** begin Material for this task **

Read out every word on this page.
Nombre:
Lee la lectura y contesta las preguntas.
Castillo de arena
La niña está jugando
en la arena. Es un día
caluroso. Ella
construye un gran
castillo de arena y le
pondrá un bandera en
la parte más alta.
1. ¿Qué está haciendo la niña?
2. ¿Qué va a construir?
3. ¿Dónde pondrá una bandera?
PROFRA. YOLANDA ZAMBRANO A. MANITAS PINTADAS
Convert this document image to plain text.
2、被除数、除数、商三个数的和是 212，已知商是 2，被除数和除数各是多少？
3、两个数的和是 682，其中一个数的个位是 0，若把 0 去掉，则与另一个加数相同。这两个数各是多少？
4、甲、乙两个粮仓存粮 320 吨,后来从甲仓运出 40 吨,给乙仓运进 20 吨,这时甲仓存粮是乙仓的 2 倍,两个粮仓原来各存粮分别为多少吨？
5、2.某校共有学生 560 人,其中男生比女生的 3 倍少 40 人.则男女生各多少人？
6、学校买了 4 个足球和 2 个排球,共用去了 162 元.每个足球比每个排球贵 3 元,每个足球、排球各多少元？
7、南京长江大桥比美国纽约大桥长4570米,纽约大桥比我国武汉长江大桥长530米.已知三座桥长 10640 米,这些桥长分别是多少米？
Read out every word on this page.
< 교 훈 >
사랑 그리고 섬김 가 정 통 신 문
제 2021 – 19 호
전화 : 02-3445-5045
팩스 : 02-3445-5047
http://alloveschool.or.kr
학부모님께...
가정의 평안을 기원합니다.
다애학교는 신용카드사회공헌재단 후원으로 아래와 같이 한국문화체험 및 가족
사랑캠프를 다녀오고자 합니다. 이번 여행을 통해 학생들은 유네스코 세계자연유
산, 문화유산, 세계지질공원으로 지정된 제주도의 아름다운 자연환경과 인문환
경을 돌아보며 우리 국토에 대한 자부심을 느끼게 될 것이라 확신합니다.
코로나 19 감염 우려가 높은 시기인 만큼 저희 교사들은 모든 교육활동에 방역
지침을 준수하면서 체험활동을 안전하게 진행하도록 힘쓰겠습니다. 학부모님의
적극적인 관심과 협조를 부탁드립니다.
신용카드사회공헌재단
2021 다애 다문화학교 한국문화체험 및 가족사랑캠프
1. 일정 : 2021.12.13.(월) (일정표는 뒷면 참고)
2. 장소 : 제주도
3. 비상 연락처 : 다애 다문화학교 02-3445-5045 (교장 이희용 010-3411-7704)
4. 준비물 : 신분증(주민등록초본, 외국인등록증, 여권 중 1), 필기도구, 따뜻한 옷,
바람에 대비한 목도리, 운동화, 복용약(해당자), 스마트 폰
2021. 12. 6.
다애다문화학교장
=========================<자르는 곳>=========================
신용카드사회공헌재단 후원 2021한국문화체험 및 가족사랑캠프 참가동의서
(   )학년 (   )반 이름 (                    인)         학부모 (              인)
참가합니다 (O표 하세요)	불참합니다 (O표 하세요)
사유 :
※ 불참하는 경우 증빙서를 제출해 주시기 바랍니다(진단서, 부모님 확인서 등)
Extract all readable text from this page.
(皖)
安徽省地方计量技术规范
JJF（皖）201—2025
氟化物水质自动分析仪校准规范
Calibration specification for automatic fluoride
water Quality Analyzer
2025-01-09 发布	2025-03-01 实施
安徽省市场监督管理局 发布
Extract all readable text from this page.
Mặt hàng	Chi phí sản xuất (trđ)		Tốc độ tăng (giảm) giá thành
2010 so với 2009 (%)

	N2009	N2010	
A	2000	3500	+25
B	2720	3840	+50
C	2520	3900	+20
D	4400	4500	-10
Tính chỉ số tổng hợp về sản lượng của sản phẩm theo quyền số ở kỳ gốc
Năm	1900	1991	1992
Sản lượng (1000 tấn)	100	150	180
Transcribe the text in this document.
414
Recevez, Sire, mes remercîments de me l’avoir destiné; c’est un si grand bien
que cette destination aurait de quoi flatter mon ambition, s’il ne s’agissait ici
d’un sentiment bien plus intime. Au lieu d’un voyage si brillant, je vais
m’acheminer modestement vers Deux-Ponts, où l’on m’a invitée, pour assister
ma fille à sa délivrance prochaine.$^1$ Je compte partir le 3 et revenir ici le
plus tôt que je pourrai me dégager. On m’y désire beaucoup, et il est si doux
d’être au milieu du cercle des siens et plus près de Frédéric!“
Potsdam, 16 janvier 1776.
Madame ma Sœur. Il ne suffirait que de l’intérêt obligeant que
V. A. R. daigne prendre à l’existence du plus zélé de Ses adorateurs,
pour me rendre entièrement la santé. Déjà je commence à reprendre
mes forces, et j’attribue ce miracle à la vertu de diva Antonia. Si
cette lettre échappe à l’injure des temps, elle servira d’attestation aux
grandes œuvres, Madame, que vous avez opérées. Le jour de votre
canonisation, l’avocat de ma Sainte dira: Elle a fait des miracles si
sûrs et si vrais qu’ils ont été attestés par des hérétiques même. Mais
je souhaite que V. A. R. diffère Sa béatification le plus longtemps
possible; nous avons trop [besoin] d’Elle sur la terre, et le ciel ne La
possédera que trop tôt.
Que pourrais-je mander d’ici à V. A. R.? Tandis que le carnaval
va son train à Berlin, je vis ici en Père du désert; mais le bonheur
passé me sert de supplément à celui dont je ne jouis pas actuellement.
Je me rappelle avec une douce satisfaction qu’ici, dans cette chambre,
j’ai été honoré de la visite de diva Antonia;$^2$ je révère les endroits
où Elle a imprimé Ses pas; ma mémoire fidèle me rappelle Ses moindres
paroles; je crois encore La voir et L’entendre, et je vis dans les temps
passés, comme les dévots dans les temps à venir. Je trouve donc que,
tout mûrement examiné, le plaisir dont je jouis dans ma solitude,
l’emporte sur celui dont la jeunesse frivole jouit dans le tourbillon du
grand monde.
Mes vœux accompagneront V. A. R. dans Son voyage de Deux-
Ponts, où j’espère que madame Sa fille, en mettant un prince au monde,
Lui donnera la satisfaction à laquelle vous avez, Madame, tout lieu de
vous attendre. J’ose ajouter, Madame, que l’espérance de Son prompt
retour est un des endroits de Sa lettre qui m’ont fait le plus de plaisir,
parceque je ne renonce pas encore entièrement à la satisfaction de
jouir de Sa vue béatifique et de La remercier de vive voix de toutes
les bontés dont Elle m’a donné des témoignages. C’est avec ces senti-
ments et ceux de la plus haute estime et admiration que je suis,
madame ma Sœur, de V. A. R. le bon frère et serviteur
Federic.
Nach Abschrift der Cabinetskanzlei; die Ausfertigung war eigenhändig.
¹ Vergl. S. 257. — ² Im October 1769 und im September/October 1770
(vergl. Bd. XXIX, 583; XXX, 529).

** end Material for this task **

§ **What is required**: Without leaving anything out, quote all the data.

§ **Written solution**:
Read out every word on this page.
Nombre:
Lee la lectura y contesta las preguntas.
Castillo de arena
La niña está jugando
en la arena. Es un día
caluroso. Ella
construye un gran
castillo de arena y le
pondrá un bandera en
la parte más alta.
1. ¿Qué está haciendo la niña?
2. ¿Qué va a construir?
3. ¿Dónde pondrá una bandera?
PROFRA. YOLANDA ZAMBRANO A. MANITAS PINTADAS
Convert this document image to plain text.
2、被除数、除数、商三个数的和是 212，已知商是 2，被除数和除数各是多少？
3、两个数的和是 682，其中一个数的个位是 0，若把 0 去掉，则与另一个加数相同。这两个数各是多少？
4、甲、乙两个粮仓存粮 320 吨,后来从甲仓运出 40 吨,给乙仓运进 20 吨,这时甲仓存粮是乙仓的 2 倍,两个粮仓原来各存粮分别为多少吨？
5、2.某校共有学生 560 人,其中男生比女生的 3 倍少 40 人.则男女生各多少人？
6、学校买了 4 个足球和 2 个排球,共用去了 162 元.每个足球比每个排球贵 3 元,每个足球、排球各多少元？
7、南京长江大桥比美国纽约大桥长4570米,纽约大桥比我国武汉长江大桥长530米.已知三座桥长 10640 米,这些桥长分别是多少米？
Read out every word on this page.
< 교 훈 >
사랑 그리고 섬김 가 정 통 신 문
제 2021 – 19 호
전화 : 02-3445-5045
팩스 : 02-3445-5047
http://alloveschool.or.kr
학부모님께...
가정의 평안을 기원합니다.
다애학교는 신용카드사회공헌재단 후원으로 아래와 같이 한국문화체험 및 가족
사랑캠프를 다녀오고자 합니다. 이번 여행을 통해 학생들은 유네스코 세계자연유
산, 문화유산, 세계지질공원으로 지정된 제주도의 아름다운 자연환경과 인문환
경을 돌아보며 우리 국토에 대한 자부심을 느끼게 될 것이라 확신합니다.
코로나 19 감염 우려가 높은 시기인 만큼 저희 교사들은 모든 교육활동에 방역
지침을 준수하면서 체험활동을 안전하게 진행하도록 힘쓰겠습니다. 학부모님의
적극적인 관심과 협조를 부탁드립니다.
신용카드사회공헌재단
2021 다애 다문화학교 한국문화체험 및 가족사랑캠프
1. 일정 : 2021.12.13.(월) (일정표는 뒷면 참고)
2. 장소 : 제주도
3. 비상 연락처 : 다애 다문화학교 02-3445-5045 (교장 이희용 010-3411-7704)
4. 준비물 : 신분증(주민등록초본, 외국인등록증, 여권 중 1), 필기도구, 따뜻한 옷,
바람에 대비한 목도리, 운동화, 복용약(해당자), 스마트 폰
2021. 12. 6.
다애다문화학교장
=========================<자르는 곳>=========================
신용카드사회공헌재단 후원 2021한국문화체험 및 가족사랑캠프 참가동의서
(   )학년 (   )반 이름 (                    인)         학부모 (              인)
참가합니다 (O표 하세요)	불참합니다 (O표 하세요)
사유 :
※ 불참하는 경우 증빙서를 제출해 주시기 바랍니다(진단서, 부모님 확인서 등)
Extract all readable text from this page.
(皖)
安徽省地方计量技术规范
JJF（皖）201—2025
氟化物水质自动分析仪校准规范
Calibration specification for automatic fluoride
water Quality Analyzer
2025-01-09 发布	2025-03-01 实施
安徽省市场监督管理局 发布
Extract all readable text from this page.
Mặt hàng	Chi phí sản xuất (trđ)		Tốc độ tăng (giảm) giá thành
2010 so với 2009 (%)

	N2009	N2010	
A	2000	3500	+25
B	2720	3840	+50
C	2520	3900	+20
D	4400	4500	-10
Tính chỉ số tổng hợp về sản lượng của sản phẩm theo quyền số ở kỳ gốc
Năm	1900	1991	1992
Sản lượng (1000 tấn)	100	150	180
Transcribe the text in this document.
414
Recevez, Sire, mes remercîments de me l’avoir destiné; c’est un si grand bien
que cette destination aurait de quoi flatter mon ambition, s’il ne s’agissait ici
d’un sentiment bien plus intime. Au lieu d’un voyage si brillant, je vais
m’acheminer modestement vers Deux-Ponts, où l’on m’a invitée, pour assister
ma fille à sa délivrance prochaine.$^1$ Je compte partir le 3 et revenir ici le
plus tôt que je pourrai me dégager. On m’y désire beaucoup, et il est si doux
d’être au milieu du cercle des siens et plus près de Frédéric!“
Potsdam, 16 janvier 1776.
Madame ma Sœur. Il ne suffirait que de l’intérêt obligeant que
V. A. R. daigne prendre à l’existence du plus zélé de Ses adorateurs,
pour me rendre entièrement la santé. Déjà je commence à reprendre
mes forces, et j’attribue ce miracle à la vertu de diva Antonia. Si
cette lettre échappe à l’injure des temps, elle servira d’attestation aux
grandes œuvres, Madame, que vous avez opérées. Le jour de votre
canonisation, l’avocat de ma Sainte dira: Elle a fait des miracles si
sûrs et si vrais qu’ils ont été attestés par des hérétiques même. Mais
je souhaite que V. A. R. diffère Sa béatification le plus longtemps
possible; nous avons trop [besoin] d’Elle sur la terre, et le ciel ne La
possédera que trop tôt.
Que pourrais-je mander d’ici à V. A. R.? Tandis que le carnaval
va son train à Berlin, je vis ici en Père du désert; mais le bonheur
passé me sert de supplément à celui dont je ne jouis pas actuellement.
Je me rappelle avec une douce satisfaction qu’ici, dans cette chambre,
j’ai été honoré de la visite de diva Antonia;$^2$ je révère les endroits
où Elle a imprimé Ses pas; ma mémoire fidèle me rappelle Ses moindres
paroles; je crois encore La voir et L’entendre, et je vis dans les temps
passés, comme les dévots dans les temps à venir. Je trouve donc que,
tout mûrement examiné, le plaisir dont je jouis dans ma solitude,
l’emporte sur celui dont la jeunesse frivole jouit dans le tourbillon du
grand monde.
Mes vœux accompagneront V. A. R. dans Son voyage de Deux-
Ponts, où j’espère que madame Sa fille, en mettant un prince au monde,
Lui donnera la satisfaction à laquelle vous avez, Madame, tout lieu de
vous attendre. J’ose ajouter, Madame, que l’espérance de Son prompt
retour est un des endroits de Sa lettre qui m’ont fait le plus de plaisir,
parceque je ne renonce pas encore entièrement à la satisfaction de
jouir de Sa vue béatifique et de La remercier de vive voix de toutes
les bontés dont Elle m’a donné des témoignages. C’est avec ces senti-
ments et ceux de la plus haute estime et admiration que je suis,
madame ma Sœur, de V. A. R. le bon frère et serviteur
Federic.
Nach Abschrift der Cabinetskanzlei; die Ausfertigung war eigenhändig.
¹ Vergl. S. 257. — ² Im October 1769 und im September/October 1770
(vergl. Bd. XXIX, 583; XXX, 529).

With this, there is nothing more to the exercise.